> _EXTRACTED ENTRIES_:
§ §
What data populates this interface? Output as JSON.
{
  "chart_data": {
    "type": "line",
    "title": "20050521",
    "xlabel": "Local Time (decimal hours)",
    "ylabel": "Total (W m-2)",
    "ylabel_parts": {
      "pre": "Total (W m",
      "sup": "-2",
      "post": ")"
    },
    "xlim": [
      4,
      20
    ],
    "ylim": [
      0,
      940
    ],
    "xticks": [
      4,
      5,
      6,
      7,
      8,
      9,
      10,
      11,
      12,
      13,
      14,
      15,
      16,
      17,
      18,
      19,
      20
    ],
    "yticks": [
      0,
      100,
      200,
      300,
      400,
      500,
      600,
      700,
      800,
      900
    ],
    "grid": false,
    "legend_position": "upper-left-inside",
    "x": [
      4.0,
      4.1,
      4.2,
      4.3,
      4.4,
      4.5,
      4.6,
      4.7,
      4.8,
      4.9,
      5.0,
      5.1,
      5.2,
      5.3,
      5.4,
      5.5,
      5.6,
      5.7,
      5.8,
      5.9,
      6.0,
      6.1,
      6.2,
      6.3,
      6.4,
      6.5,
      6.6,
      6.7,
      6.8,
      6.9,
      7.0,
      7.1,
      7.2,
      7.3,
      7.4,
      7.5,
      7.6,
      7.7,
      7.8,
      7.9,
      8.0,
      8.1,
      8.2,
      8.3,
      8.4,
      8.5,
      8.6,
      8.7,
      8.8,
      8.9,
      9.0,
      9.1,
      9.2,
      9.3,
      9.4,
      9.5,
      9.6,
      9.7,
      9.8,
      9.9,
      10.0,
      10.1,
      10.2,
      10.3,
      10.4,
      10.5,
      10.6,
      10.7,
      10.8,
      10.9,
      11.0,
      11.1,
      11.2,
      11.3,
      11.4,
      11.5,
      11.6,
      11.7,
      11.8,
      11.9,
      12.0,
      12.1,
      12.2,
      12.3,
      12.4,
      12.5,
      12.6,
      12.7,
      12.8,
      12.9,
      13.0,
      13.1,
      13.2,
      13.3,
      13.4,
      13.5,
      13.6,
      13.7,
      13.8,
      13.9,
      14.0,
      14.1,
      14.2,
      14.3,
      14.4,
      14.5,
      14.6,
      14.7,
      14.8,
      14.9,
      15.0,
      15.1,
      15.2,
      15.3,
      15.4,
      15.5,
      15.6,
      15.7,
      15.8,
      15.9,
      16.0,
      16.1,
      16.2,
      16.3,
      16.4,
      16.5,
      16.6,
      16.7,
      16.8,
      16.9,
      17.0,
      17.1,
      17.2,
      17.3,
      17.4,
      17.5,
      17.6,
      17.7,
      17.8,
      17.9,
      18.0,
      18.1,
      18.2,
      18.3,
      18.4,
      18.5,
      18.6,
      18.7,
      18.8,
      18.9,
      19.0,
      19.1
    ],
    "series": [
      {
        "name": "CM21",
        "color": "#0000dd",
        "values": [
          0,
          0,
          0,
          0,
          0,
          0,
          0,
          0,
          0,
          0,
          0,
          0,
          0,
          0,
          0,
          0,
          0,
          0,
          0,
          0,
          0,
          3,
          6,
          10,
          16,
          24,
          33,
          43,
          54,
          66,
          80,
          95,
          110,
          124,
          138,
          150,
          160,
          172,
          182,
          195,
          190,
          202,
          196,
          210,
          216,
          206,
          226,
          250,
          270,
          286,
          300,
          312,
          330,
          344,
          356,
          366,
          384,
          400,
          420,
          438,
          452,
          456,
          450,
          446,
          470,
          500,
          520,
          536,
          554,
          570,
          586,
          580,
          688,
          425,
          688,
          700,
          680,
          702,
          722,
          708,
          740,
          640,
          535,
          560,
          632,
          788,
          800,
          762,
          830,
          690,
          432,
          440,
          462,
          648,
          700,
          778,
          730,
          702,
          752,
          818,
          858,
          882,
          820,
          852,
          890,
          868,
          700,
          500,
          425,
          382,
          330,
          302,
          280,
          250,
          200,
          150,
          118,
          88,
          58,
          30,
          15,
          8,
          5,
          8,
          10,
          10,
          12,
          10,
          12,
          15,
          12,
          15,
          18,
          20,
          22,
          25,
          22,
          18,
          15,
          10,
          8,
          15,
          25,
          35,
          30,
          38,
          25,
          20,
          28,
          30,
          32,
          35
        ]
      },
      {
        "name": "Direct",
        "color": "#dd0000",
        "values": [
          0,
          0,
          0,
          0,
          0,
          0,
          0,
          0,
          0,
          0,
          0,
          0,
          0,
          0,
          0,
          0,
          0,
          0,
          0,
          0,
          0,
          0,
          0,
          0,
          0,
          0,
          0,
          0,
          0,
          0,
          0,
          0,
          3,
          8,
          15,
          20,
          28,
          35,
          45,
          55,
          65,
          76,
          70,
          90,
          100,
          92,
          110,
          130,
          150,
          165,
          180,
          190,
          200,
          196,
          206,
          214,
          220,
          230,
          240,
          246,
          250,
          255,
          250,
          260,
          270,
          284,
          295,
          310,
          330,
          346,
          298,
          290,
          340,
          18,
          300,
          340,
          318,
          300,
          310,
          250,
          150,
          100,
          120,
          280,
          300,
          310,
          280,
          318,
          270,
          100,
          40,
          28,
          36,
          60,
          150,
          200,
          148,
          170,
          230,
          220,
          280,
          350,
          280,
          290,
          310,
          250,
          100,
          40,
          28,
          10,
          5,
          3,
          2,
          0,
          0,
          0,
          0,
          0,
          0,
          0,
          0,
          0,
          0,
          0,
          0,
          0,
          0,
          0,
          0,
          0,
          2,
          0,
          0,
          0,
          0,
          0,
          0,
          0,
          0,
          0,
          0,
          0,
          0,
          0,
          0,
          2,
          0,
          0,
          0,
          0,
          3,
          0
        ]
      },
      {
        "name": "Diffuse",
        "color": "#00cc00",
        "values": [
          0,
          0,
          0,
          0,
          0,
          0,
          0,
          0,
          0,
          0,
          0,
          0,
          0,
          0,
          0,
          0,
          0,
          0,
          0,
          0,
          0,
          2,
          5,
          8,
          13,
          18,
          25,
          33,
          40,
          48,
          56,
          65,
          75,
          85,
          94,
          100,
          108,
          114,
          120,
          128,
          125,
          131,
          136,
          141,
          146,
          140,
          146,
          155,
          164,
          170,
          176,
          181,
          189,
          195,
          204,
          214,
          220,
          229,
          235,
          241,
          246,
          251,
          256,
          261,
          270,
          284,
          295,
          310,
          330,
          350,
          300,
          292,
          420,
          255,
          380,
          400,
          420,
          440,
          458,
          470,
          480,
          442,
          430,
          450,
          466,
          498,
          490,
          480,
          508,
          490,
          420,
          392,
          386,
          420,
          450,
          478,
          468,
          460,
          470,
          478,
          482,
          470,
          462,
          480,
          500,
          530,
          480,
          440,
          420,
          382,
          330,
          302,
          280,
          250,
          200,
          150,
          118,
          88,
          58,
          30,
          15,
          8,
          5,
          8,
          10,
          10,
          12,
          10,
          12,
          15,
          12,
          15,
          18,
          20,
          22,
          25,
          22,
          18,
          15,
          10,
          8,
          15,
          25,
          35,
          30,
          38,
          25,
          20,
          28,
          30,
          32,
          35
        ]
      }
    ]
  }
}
§ §
Copy each line of the data above without altering a single character.

> _RESULT OF THIS EXERCISE_:
What data populates this interface? Output as JSON.
{
  "chart_data": {
    "type": "line",
    "title": "20050521",
    "xlabel": "Local Time (decimal hours)",
    "ylabel": "Total (W m-2)",
    "ylabel_parts": {
      "pre": "Total (W m",
      "sup": "-2",
      "post": ")"
    },
    "xlim": [
      4,
      20
    ],
    "ylim": [
      0,
      940
    ],
    "xticks": [
      4,
      5,
      6,
      7,
      8,
      9,
      10,
      11,
      12,
      13,
      14,
      15,
      16,
      17,
      18,
      19,
      20
    ],
    "yticks": [
      0,
      100,
      200,
      300,
      400,
      500,
      600,
      700,
      800,
      900
    ],
    "grid": false,
    "legend_position": "upper-left-inside",
    "x": [
      4.0,
      4.1,
      4.2,
      4.3,
      4.4,
      4.5,
      4.6,
      4.7,
      4.8,
      4.9,
      5.0,
      5.1,
      5.2,
      5.3,
      5.4,
      5.5,
      5.6,
      5.7,
      5.8,
      5.9,
      6.0,
      6.1,
      6.2,
      6.3,
      6.4,
      6.5,
      6.6,
      6.7,
      6.8,
      6.9,
      7.0,
      7.1,
      7.2,
      7.3,
      7.4,
      7.5,
      7.6,
      7.7,
      7.8,
      7.9,
      8.0,
      8.1,
      8.2,
      8.3,
      8.4,
      8.5,
      8.6,
      8.7,
      8.8,
      8.9,
      9.0,
      9.1,
      9.2,
      9.3,
      9.4,
      9.5,
      9.6,
      9.7,
      9.8,
      9.9,
      10.0,
      10.1,
      10.2,
      10.3,
      10.4,
      10.5,
      10.6,
      10.7,
      10.8,
      10.9,
      11.0,
      11.1,
      11.2,
      11.3,
      11.4,
      11.5,
      11.6,
      11.7,
      11.8,
      11.9,
      12.0,
      12.1,
      12.2,
      12.3,
      12.4,
      12.5,
      12.6,
      12.7,
      12.8,
      12.9,
      13.0,
      13.1,
      13.2,
      13.3,
      13.4,
      13.5,
      13.6,
      13.7,
      13.8,
      13.9,
      14.0,
      14.1,
      14.2,
      14.3,
      14.4,
      14.5,
      14.6,
      14.7,
      14.8,
      14.9,
      15.0,
      15.1,
      15.2,
      15.3,
      15.4,
      15.5,
      15.6,
      15.7,
      15.8,
      15.9,
      16.0,
      16.1,
      16.2,
      16.3,
      16.4,
      16.5,
      16.6,
      16.7,
      16.8,
      16.9,
      17.0,
      17.1,
      17.2,
      17.3,
      17.4,
      17.5,
      17.6,
      17.7,
      17.8,
      17.9,
      18.0,
      18.1,
      18.2,
      18.3,
      18.4,
      18.5,
      18.6,
      18.7,
      18.8,
      18.9,
      19.0,
      19.1
    ],
    "series": [
      {
        "name": "CM21",
        "color": "#0000dd",
        "values": [
          0,
          0,
          0,
          0,
          0,
          0,
          0,
          0,
          0,
          0,
          0,
          0,
          0,
          0,
          0,
          0,
          0,
          0,
          0,
          0,
          0,
          3,
          6,
          10,
          16,
          24,
          33,
          43,
          54,
          66,
          80,
          95,
          110,
          124,
          138,
          150,
          160,
          172,
          182,
          195,
          190,
          202,
          196,
          210,
          216,
          206,
          226,
          250,
          270,
          286,
          300,
          312,
          330,
          344,
          356,
          366,
          384,
          400,
          420,
          438,
          452,
          456,
          450,
          446,
          470,
          500,
          520,
          536,
          554,
          570,
          586,
          580,
          688,
          425,
          688,
          700,
          680,
          702,
          722,
          708,
          740,
          640,
          535,
          560,
          632,
          788,
          800,
          762,
          830,
          690,
          432,
          440,
          462,
          648,
          700,
          778,
          730,
          702,
          752,
          818,
          858,
          882,
          820,
          852,
          890,
          868,
          700,
          500,
          425,
          382,
          330,
          302,
          280,
          250,
          200,
          150,
          118,
          88,
          58,
          30,
          15,
          8,
          5,
          8,
          10,
          10,
          12,
          10,
          12,
          15,
          12,
          15,
          18,
          20,
          22,
          25,
          22,
          18,
          15,
          10,
          8,
          15,
          25,
          35,
          30,
          38,
          25,
          20,
          28,
          30,
          32,
          35
        ]
      },
      {
        "name": "Direct",
        "color": "#dd0000",
        "values": [
          0,
          0,
          0,
          0,
          0,
          0,
          0,
          0,
          0,
          0,
          0,
          0,
          0,
          0,
          0,
          0,
          0,
          0,
          0,
          0,
          0,
          0,
          0,
          0,
          0,
          0,
          0,
          0,
          0,
          0,
          0,
          0,
          3,
          8,
          15,
          20,
          28,
          35,
          45,
          55,
          65,
          76,
          70,
          90,
          100,
          92,
          110,
          130,
          150,
          165,
          180,
          190,
          200,
          196,
          206,
          214,
          220,
          230,
          240,
          246,
          250,
          255,
          250,
          260,
          270,
          284,
          295,
          310,
          330,
          346,
          298,
          290,
          340,
          18,
          300,
          340,
          318,
          300,
          310,
          250,
          150,
          100,
          120,
          280,
          300,
          310,
          280,
          318,
          270,
          100,
          40,
          28,
          36,
          60,
          150,
          200,
          148,
          170,
          230,
          220,
          280,
          350,
          280,
          290,
          310,
          250,
          100,
          40,
          28,
          10,
          5,
          3,
          2,
          0,
          0,
          0,
          0,
          0,
          0,
          0,
          0,
          0,
          0,
          0,
          0,
          0,
          0,
          0,
          0,
          0,
          2,
          0,
          0,
          0,
          0,
          0,
          0,
          0,
          0,
          0,
          0,
          0,
          0,
          0,
          0,
          2,
          0,
          0,
          0,
          0,
          3,
          0
        ]
      },
      {
        "name": "Diffuse",
        "color": "#00cc00",
        "values": [
          0,
          0,
          0,
          0,
          0,
          0,
          0,
          0,
          0,
          0,
          0,
          0,
          0,
          0,
          0,
          0,
          0,
          0,
          0,
          0,
          0,
          2,
          5,
          8,
          13,
          18,
          25,
          33,
          40,
          48,
          56,
          65,
          75,
          85,
          94,
          100,
          108,
          114,
          120,
          128,
          125,
          131,
          136,
          141,
          146,
          140,
          146,
          155,
          164,
          170,
          176,
          181,
          189,
          195,
          204,
          214,
          220,
          229,
          235,
          241,
          246,
          251,
          256,
          261,
          270,
          284,
          295,
          310,
          330,
          350,
          300,
          292,
          420,
          255,
          380,
          400,
          420,
          440,
          458,
          470,
          480,
          442,
          430,
          450,
          466,
          498,
          490,
          480,
          508,
          490,
          420,
          392,
          386,
          420,
          450,
          478,
          468,
          460,
          470,
          478,
          482,
          470,
          462,
          480,
          500,
          530,
          480,
          440,
          420,
          382,
          330,
          302,
          280,
          250,
          200,
          150,
          118,
          88,
          58,
          30,
          15,
          8,
          5,
          8,
          10,
          10,
          12,
          10,
          12,
          15,
          12,
          15,
          18,
          20,
          22,
          25,
          22,
          18,
          15,
          10,
          8,
          15,
          25,
          35,
          30,
          38,
          25,
          20,
          28,
          30,
          32,
          35
        ]
      }
    ]
  }
}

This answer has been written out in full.